START Dataset entries
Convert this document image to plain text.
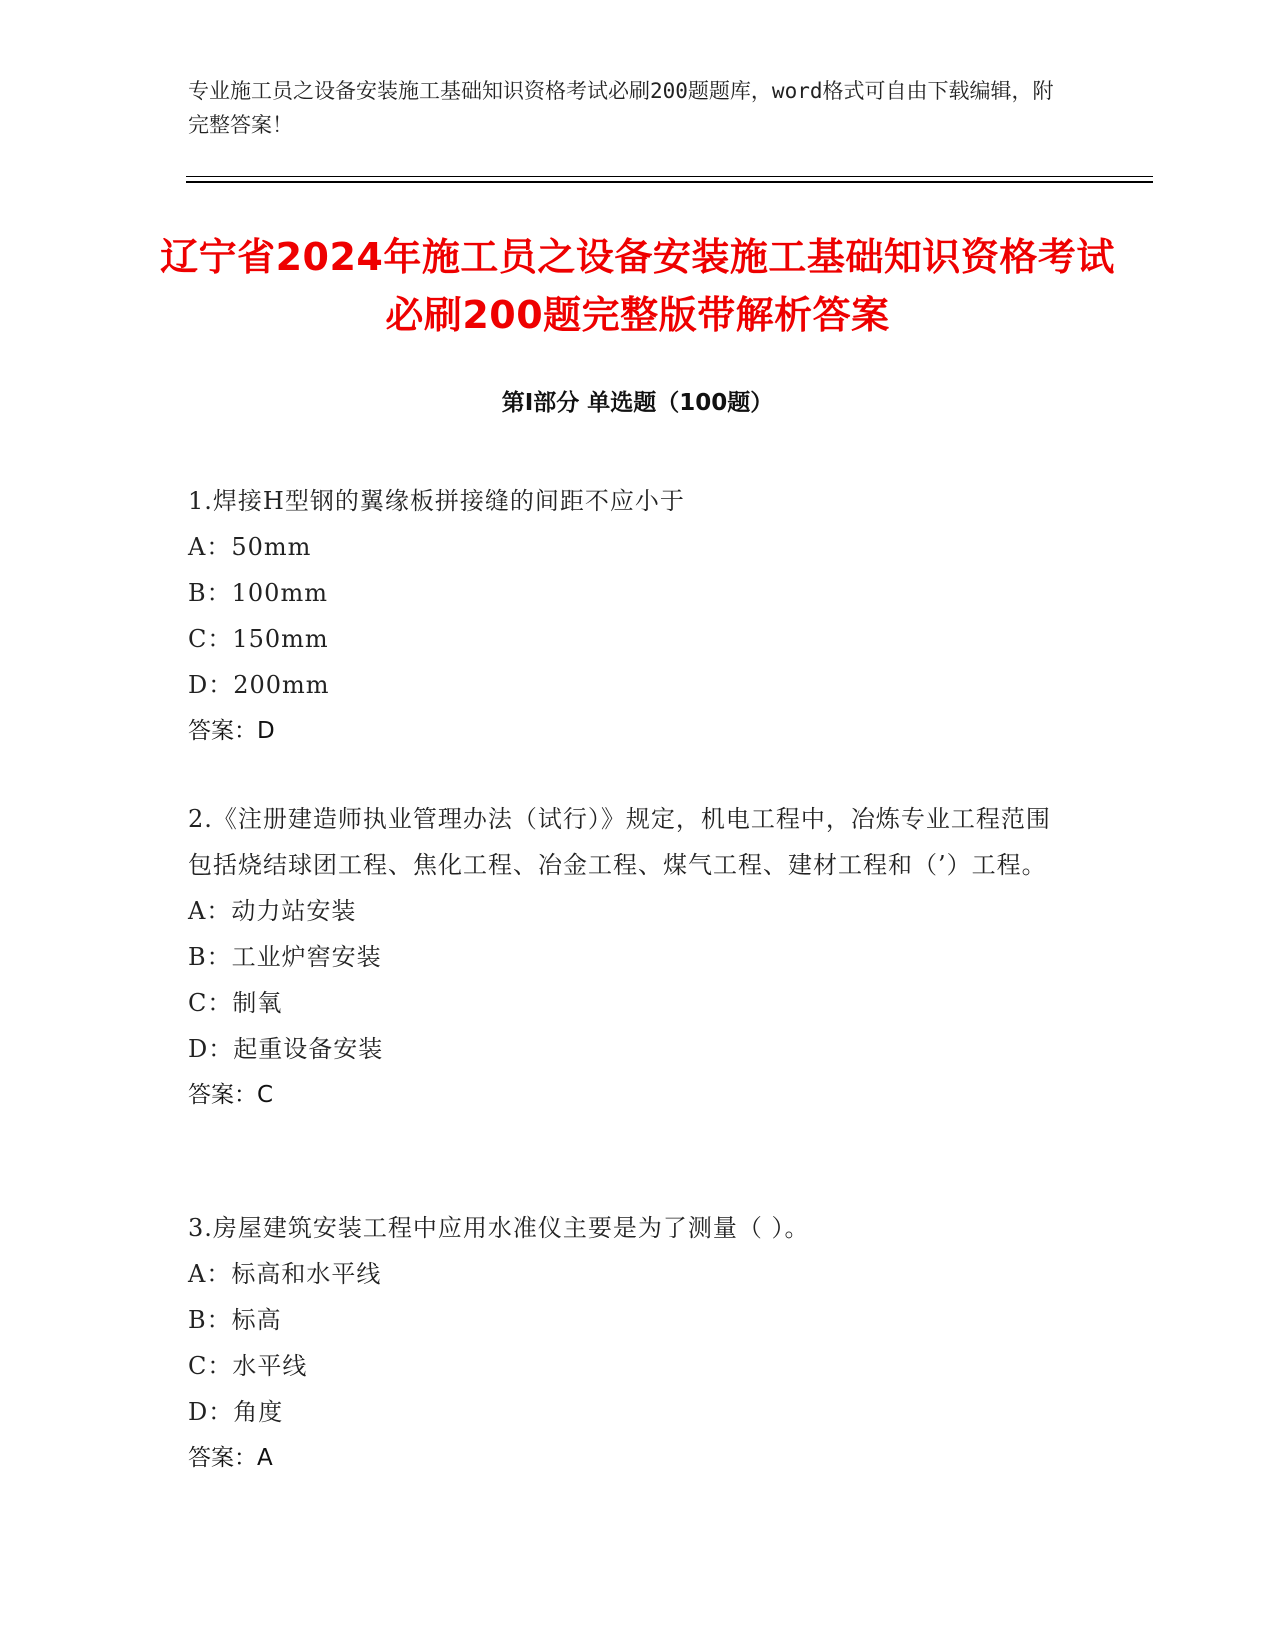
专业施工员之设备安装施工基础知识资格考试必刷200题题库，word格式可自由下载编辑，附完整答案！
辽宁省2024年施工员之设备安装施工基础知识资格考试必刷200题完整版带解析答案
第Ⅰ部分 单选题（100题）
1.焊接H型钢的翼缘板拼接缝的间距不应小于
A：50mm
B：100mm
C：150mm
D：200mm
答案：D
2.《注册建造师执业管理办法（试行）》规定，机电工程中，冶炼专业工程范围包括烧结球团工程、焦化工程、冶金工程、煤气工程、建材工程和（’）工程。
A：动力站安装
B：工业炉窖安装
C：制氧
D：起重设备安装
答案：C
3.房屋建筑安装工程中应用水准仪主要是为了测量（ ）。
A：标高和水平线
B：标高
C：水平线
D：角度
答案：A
END Dataset entries
START Dataset entries
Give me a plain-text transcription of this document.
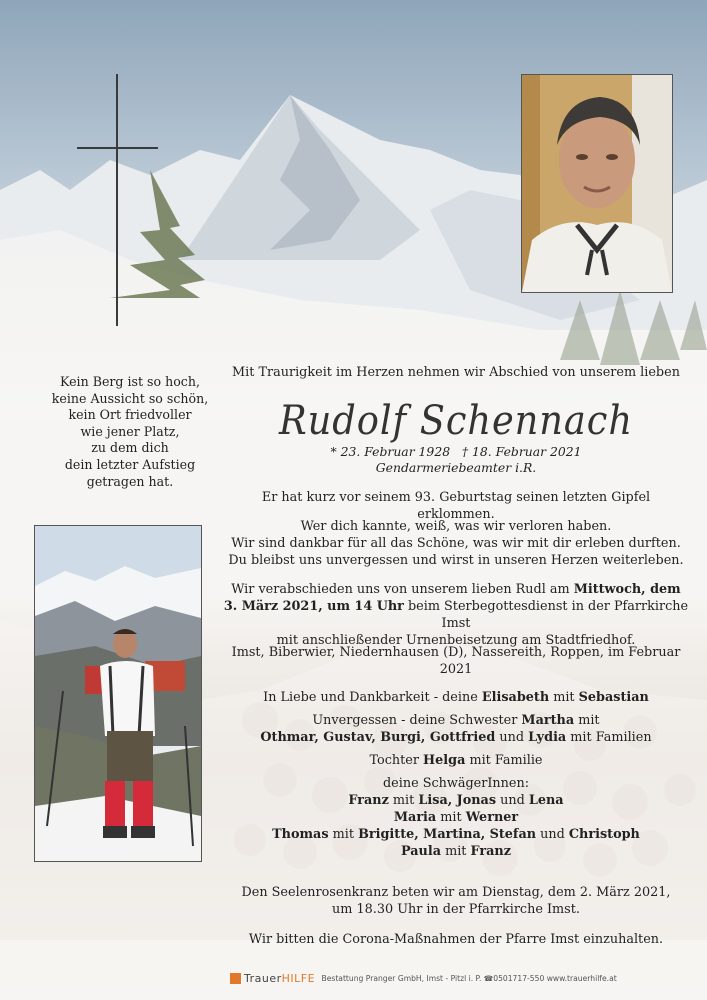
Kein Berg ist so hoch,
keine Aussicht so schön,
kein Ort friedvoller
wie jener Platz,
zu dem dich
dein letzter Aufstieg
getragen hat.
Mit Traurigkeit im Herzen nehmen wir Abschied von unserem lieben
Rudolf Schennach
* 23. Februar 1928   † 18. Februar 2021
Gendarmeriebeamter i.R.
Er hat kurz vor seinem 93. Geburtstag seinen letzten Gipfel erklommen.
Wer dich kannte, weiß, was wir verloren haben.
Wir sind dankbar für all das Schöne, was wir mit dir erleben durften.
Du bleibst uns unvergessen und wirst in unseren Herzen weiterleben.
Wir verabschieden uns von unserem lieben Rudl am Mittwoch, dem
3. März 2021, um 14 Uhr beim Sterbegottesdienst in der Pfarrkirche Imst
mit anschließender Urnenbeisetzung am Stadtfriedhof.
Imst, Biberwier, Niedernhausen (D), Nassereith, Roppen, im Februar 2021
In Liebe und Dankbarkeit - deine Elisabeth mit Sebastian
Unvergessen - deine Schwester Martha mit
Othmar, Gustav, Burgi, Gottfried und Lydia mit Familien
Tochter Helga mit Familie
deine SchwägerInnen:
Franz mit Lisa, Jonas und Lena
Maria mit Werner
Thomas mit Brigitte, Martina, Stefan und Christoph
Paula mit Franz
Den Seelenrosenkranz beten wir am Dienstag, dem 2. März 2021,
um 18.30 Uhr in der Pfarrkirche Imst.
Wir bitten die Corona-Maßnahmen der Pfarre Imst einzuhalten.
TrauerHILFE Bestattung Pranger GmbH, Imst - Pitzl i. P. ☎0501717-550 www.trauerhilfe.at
END Dataset entries
▸ Problem details
Check each line above for the word "document", and copy the lines where it appears.

▸ Response for this exercise
Convert this document image to plain text.
Give me a plain-text transcription of this document.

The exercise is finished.